- Listed entries
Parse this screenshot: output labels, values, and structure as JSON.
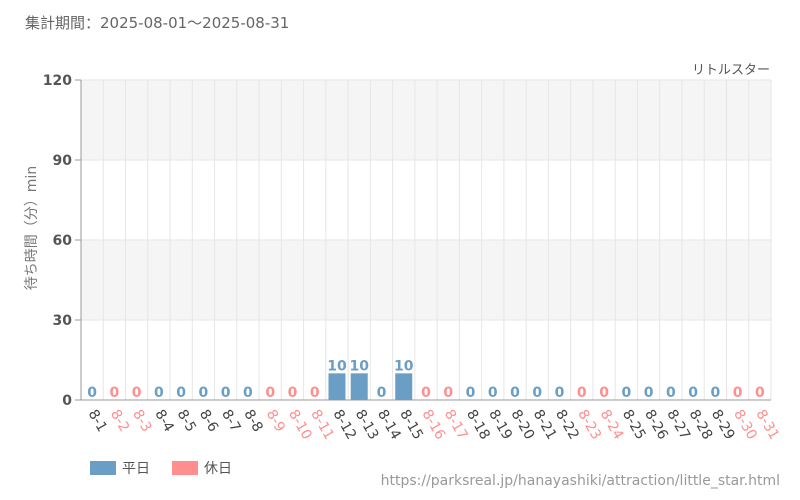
{
  "header": {
    "period_label": "集計期間：2025-08-01～2025-08-31"
  },
  "footer": {
    "source_url": "https://parksreal.jp/hanayashiki/attraction/little_star.html"
  },
  "legend": {
    "weekday_label": "平日",
    "holiday_label": "休日"
  },
  "colors": {
    "weekday": "#6a9ec4",
    "holiday": "#ff8f8f",
    "grid_band": "#f5f5f5",
    "axis_text": "#555555"
  },
  "chart_data": {
    "type": "bar",
    "title": "",
    "series_label": "リトルスター",
    "ylabel": "待ち時間（分）min",
    "xlabel": "",
    "ylim": [
      0,
      120
    ],
    "yticks": [
      0,
      30,
      60,
      90,
      120
    ],
    "grid": true,
    "legend_position": "bottom-left",
    "categories": [
      "8-1",
      "8-2",
      "8-3",
      "8-4",
      "8-5",
      "8-6",
      "8-7",
      "8-8",
      "8-9",
      "8-10",
      "8-11",
      "8-12",
      "8-13",
      "8-14",
      "8-15",
      "8-16",
      "8-17",
      "8-18",
      "8-19",
      "8-20",
      "8-21",
      "8-22",
      "8-23",
      "8-24",
      "8-25",
      "8-26",
      "8-27",
      "8-28",
      "8-29",
      "8-30",
      "8-31"
    ],
    "values": [
      0,
      0,
      0,
      0,
      0,
      0,
      0,
      0,
      0,
      0,
      0,
      10,
      10,
      0,
      10,
      0,
      0,
      0,
      0,
      0,
      0,
      0,
      0,
      0,
      0,
      0,
      0,
      0,
      0,
      0,
      0
    ],
    "day_type": [
      "weekday",
      "holiday",
      "holiday",
      "weekday",
      "weekday",
      "weekday",
      "weekday",
      "weekday",
      "holiday",
      "holiday",
      "holiday",
      "weekday",
      "weekday",
      "weekday",
      "weekday",
      "holiday",
      "holiday",
      "weekday",
      "weekday",
      "weekday",
      "weekday",
      "weekday",
      "holiday",
      "holiday",
      "weekday",
      "weekday",
      "weekday",
      "weekday",
      "weekday",
      "holiday",
      "holiday"
    ]
  }
}
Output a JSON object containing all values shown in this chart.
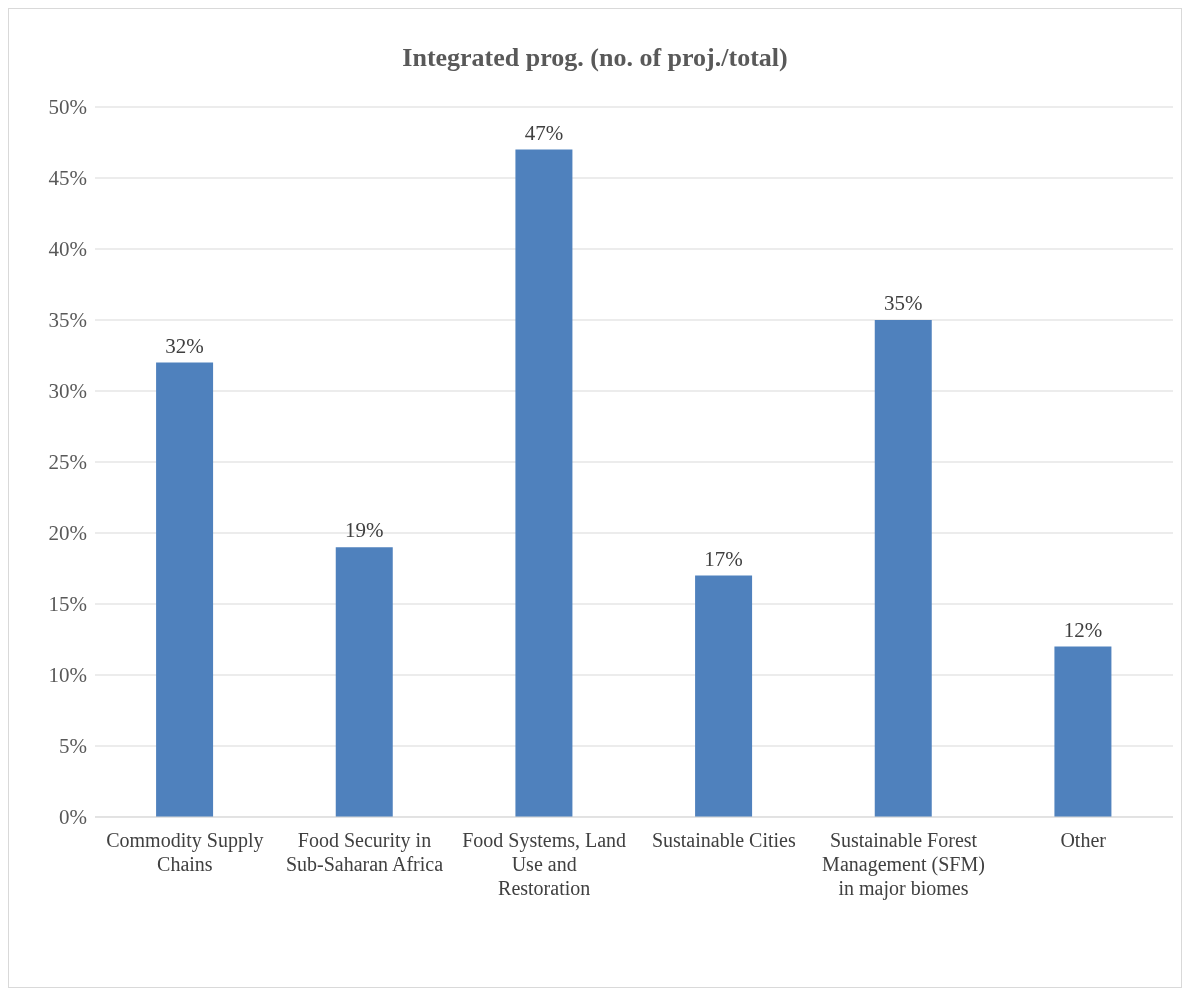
{
  "chart_data": {
    "type": "bar",
    "title": "Integrated prog. (no. of proj./total)",
    "categories": [
      "Commodity Supply Chains",
      "Food Security in Sub-Saharan Africa",
      "Food Systems, Land Use and Restoration",
      "Sustainable Cities",
      "Sustainable Forest Management (SFM) in major biomes",
      "Other"
    ],
    "values": [
      32,
      19,
      47,
      17,
      35,
      12
    ],
    "color": "#4f81bd",
    "ylim": [
      0,
      50
    ],
    "yticks": [
      {
        "value": 0,
        "label": "0%"
      },
      {
        "value": 5,
        "label": "5%"
      },
      {
        "value": 10,
        "label": "10%"
      },
      {
        "value": 15,
        "label": "15%"
      },
      {
        "value": 20,
        "label": "20%"
      },
      {
        "value": 25,
        "label": "25%"
      },
      {
        "value": 30,
        "label": "30%"
      },
      {
        "value": 35,
        "label": "35%"
      },
      {
        "value": 40,
        "label": "40%"
      },
      {
        "value": 45,
        "label": "45%"
      },
      {
        "value": 50,
        "label": "50%"
      }
    ],
    "value_labels": [
      "32%",
      "19%",
      "47%",
      "17%",
      "35%",
      "12%"
    ],
    "grid": "y"
  }
}
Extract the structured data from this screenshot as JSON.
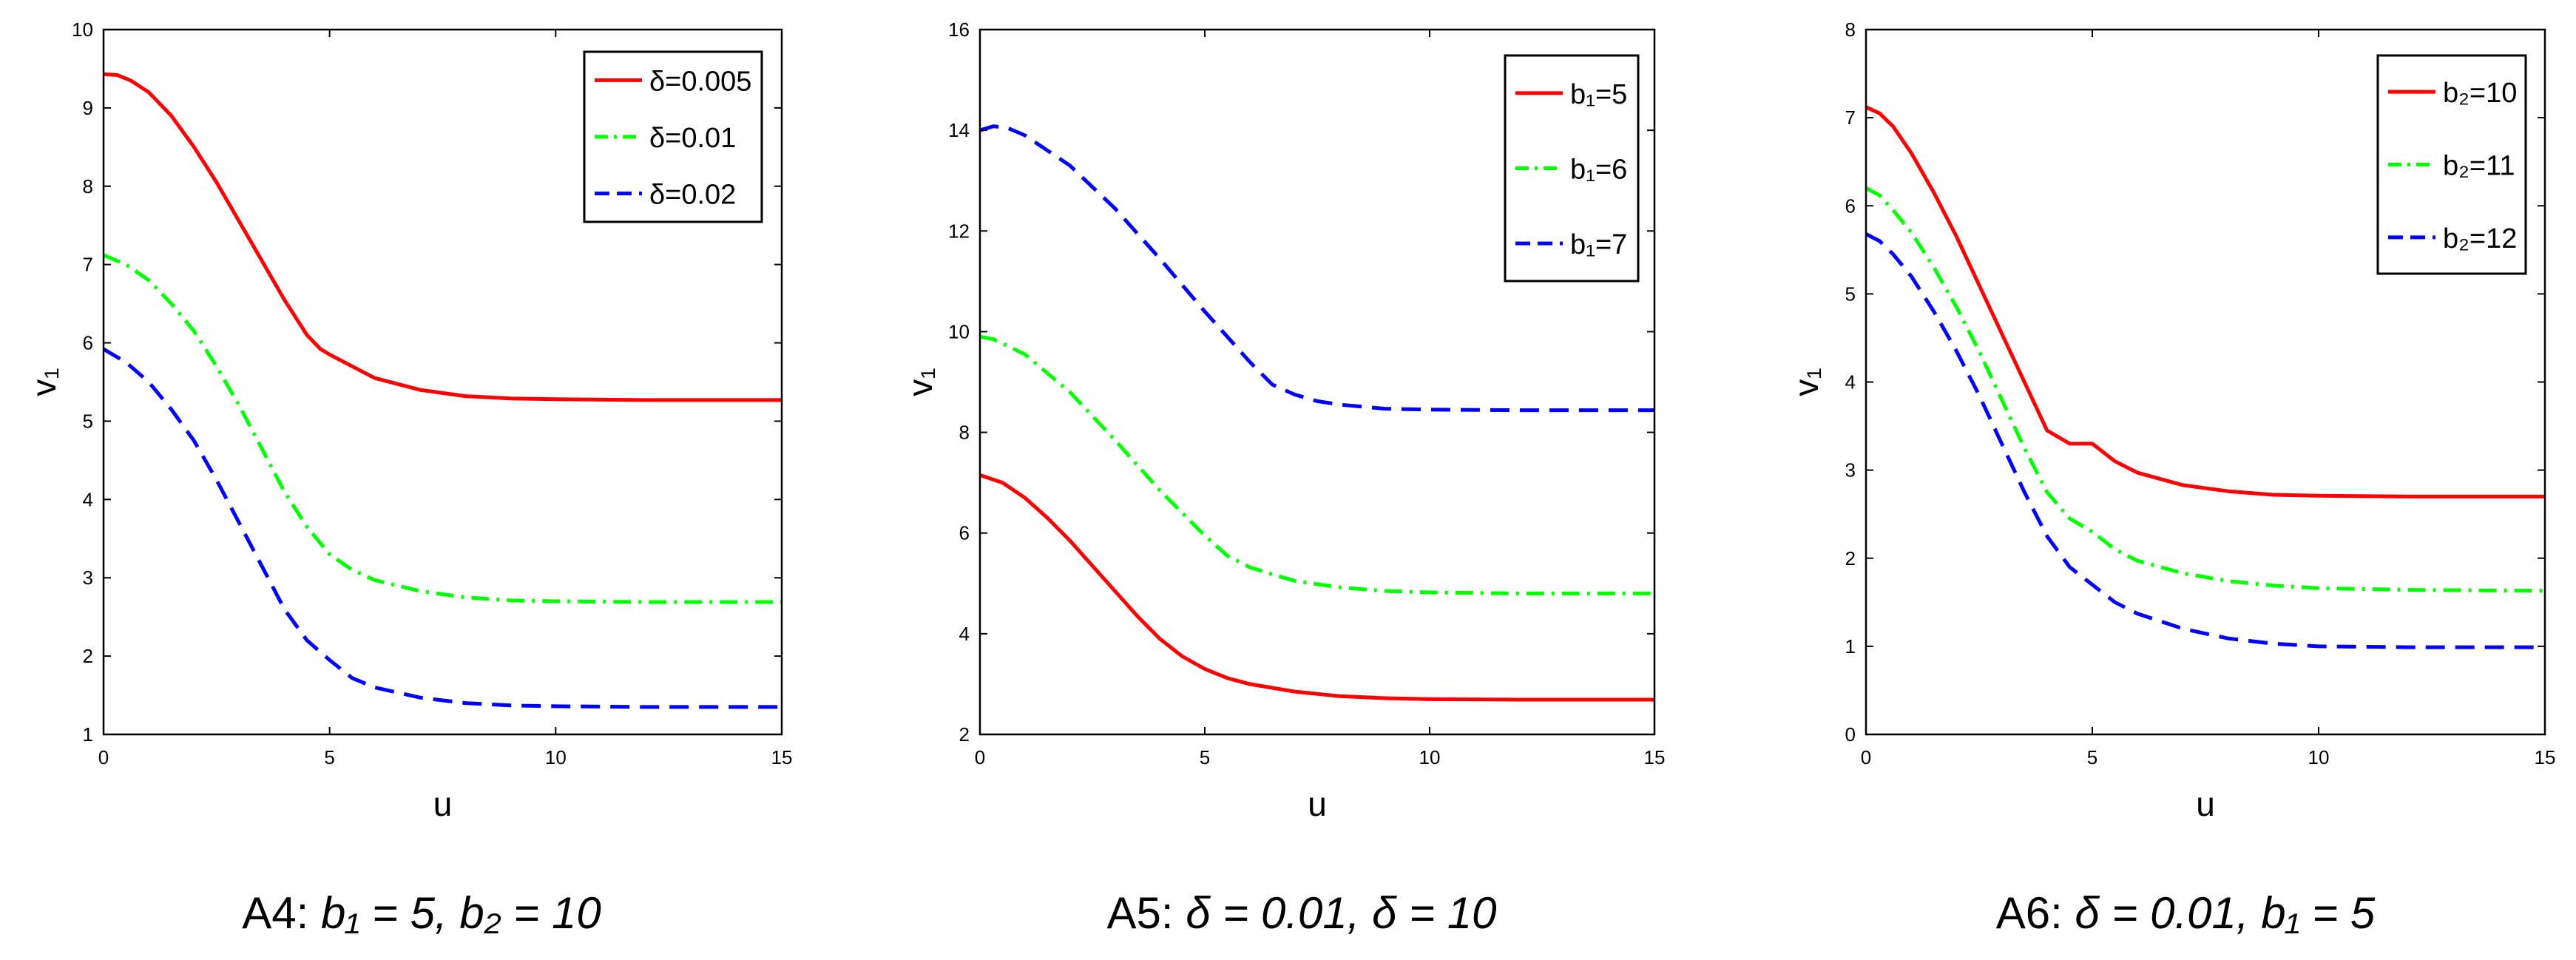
{
  "chart_data": [
    {
      "type": "line",
      "caption": {
        "prefix": "A4:",
        "expr": "b₁ = 5, b₂ = 10"
      },
      "xlabel": "u",
      "ylabel": "v₁",
      "xlim": [
        0,
        15
      ],
      "ylim": [
        1,
        10
      ],
      "xticks": [
        0,
        5,
        10,
        15
      ],
      "yticks": [
        1,
        2,
        3,
        4,
        5,
        6,
        7,
        8,
        9,
        10
      ],
      "grid": false,
      "legend_position": "top-right",
      "series": [
        {
          "name": "δ=0.005",
          "color": "#ff0000",
          "dash": "solid",
          "x": [
            0,
            0.3,
            0.6,
            1,
            1.5,
            2,
            2.5,
            3,
            3.5,
            4,
            4.5,
            4.8,
            5,
            5.5,
            6,
            7,
            8,
            9,
            10,
            12,
            15
          ],
          "y": [
            9.43,
            9.42,
            9.35,
            9.2,
            8.9,
            8.5,
            8.05,
            7.55,
            7.05,
            6.55,
            6.1,
            5.92,
            5.85,
            5.7,
            5.55,
            5.4,
            5.32,
            5.29,
            5.28,
            5.27,
            5.27
          ]
        },
        {
          "name": "δ=0.01",
          "color": "#00ff00",
          "dash": "dashdot",
          "x": [
            0,
            0.5,
            1,
            1.5,
            2,
            2.5,
            3,
            3.5,
            4,
            4.5,
            5,
            5.5,
            6,
            7,
            8,
            9,
            10,
            12,
            15
          ],
          "y": [
            7.12,
            7.0,
            6.8,
            6.5,
            6.15,
            5.7,
            5.2,
            4.65,
            4.1,
            3.65,
            3.3,
            3.1,
            2.97,
            2.83,
            2.75,
            2.71,
            2.7,
            2.69,
            2.69
          ]
        },
        {
          "name": "δ=0.02",
          "color": "#0000ff",
          "dash": "dashed",
          "x": [
            0,
            0.5,
            1,
            1.5,
            2,
            2.5,
            3,
            3.5,
            4,
            4.5,
            5,
            5.5,
            6,
            7,
            8,
            9,
            10,
            12,
            15
          ],
          "y": [
            5.92,
            5.75,
            5.5,
            5.15,
            4.75,
            4.25,
            3.7,
            3.15,
            2.6,
            2.2,
            1.95,
            1.72,
            1.6,
            1.47,
            1.4,
            1.37,
            1.36,
            1.35,
            1.35
          ]
        }
      ]
    },
    {
      "type": "line",
      "caption": {
        "prefix": "A5:",
        "expr": "δ = 0.01, δ = 10"
      },
      "xlabel": "u",
      "ylabel": "v₁",
      "xlim": [
        0,
        15
      ],
      "ylim": [
        2,
        16
      ],
      "xticks": [
        0,
        5,
        10,
        15
      ],
      "yticks": [
        2,
        4,
        6,
        8,
        10,
        12,
        14,
        16
      ],
      "grid": false,
      "legend_position": "top-right",
      "series": [
        {
          "name": "b₁=5",
          "color": "#ff0000",
          "dash": "solid",
          "x": [
            0,
            0.5,
            1,
            1.5,
            2,
            2.5,
            3,
            3.5,
            4,
            4.5,
            5,
            5.5,
            6,
            7,
            8,
            9,
            10,
            12,
            15
          ],
          "y": [
            7.15,
            7.0,
            6.7,
            6.3,
            5.85,
            5.35,
            4.85,
            4.35,
            3.9,
            3.55,
            3.3,
            3.12,
            3.0,
            2.85,
            2.76,
            2.72,
            2.7,
            2.69,
            2.69
          ]
        },
        {
          "name": "b₁=6",
          "color": "#00ff00",
          "dash": "dashdot",
          "x": [
            0,
            0.3,
            1,
            2,
            3,
            4,
            5,
            5.5,
            6,
            6.5,
            7,
            8,
            9,
            10,
            12,
            15
          ],
          "y": [
            9.9,
            9.85,
            9.55,
            8.8,
            7.85,
            6.85,
            5.95,
            5.55,
            5.32,
            5.18,
            5.05,
            4.92,
            4.85,
            4.82,
            4.8,
            4.8
          ]
        },
        {
          "name": "b₁=7",
          "color": "#0000ff",
          "dash": "dashed",
          "x": [
            0,
            0.3,
            0.6,
            1,
            2,
            3,
            4,
            5,
            6,
            6.5,
            7,
            7.5,
            8,
            9,
            10,
            12,
            15
          ],
          "y": [
            14.0,
            14.08,
            14.05,
            13.9,
            13.3,
            12.45,
            11.45,
            10.4,
            9.4,
            8.95,
            8.75,
            8.62,
            8.55,
            8.47,
            8.45,
            8.44,
            8.44
          ]
        }
      ]
    },
    {
      "type": "line",
      "caption": {
        "prefix": "A6:",
        "expr": "δ = 0.01, b₁ = 5"
      },
      "xlabel": "u",
      "ylabel": "v₁",
      "xlim": [
        0,
        15
      ],
      "ylim": [
        0,
        8
      ],
      "xticks": [
        0,
        5,
        10,
        15
      ],
      "yticks": [
        0,
        1,
        2,
        3,
        4,
        5,
        6,
        7,
        8
      ],
      "grid": false,
      "legend_position": "top-right",
      "series": [
        {
          "name": "b₂=10",
          "color": "#ff0000",
          "dash": "solid",
          "x": [
            0,
            0.3,
            0.6,
            1,
            1.5,
            2,
            2.5,
            3,
            3.5,
            4,
            4.5,
            5,
            5.5,
            6,
            7,
            8,
            9,
            10,
            12,
            15
          ],
          "y": [
            7.12,
            7.05,
            6.9,
            6.6,
            6.15,
            5.65,
            5.1,
            4.55,
            4.0,
            3.45,
            3.3,
            3.3,
            3.1,
            2.97,
            2.83,
            2.76,
            2.72,
            2.71,
            2.7,
            2.7
          ]
        },
        {
          "name": "b₂=11",
          "color": "#00ff00",
          "dash": "dashdot",
          "x": [
            0,
            0.3,
            0.6,
            1,
            1.5,
            2,
            2.5,
            3,
            3.5,
            4,
            4.5,
            5,
            5.5,
            6,
            7,
            8,
            9,
            10,
            12,
            15
          ],
          "y": [
            6.2,
            6.12,
            5.95,
            5.7,
            5.3,
            4.85,
            4.35,
            3.8,
            3.25,
            2.75,
            2.45,
            2.3,
            2.1,
            1.97,
            1.83,
            1.74,
            1.69,
            1.66,
            1.64,
            1.63
          ]
        },
        {
          "name": "b₂=12",
          "color": "#0000ff",
          "dash": "dashed",
          "x": [
            0,
            0.3,
            0.6,
            1,
            1.5,
            2,
            2.5,
            3,
            3.5,
            4,
            4.5,
            5,
            5.5,
            6,
            7,
            8,
            9,
            10,
            12,
            15
          ],
          "y": [
            5.68,
            5.6,
            5.45,
            5.2,
            4.8,
            4.35,
            3.85,
            3.3,
            2.75,
            2.25,
            1.9,
            1.7,
            1.5,
            1.37,
            1.2,
            1.09,
            1.03,
            1.0,
            0.99,
            0.99
          ]
        }
      ]
    }
  ]
}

- Instructions for the task
For the listing above, give the number of lines in which the string "name" occurs, and nothing else.

- Full response
9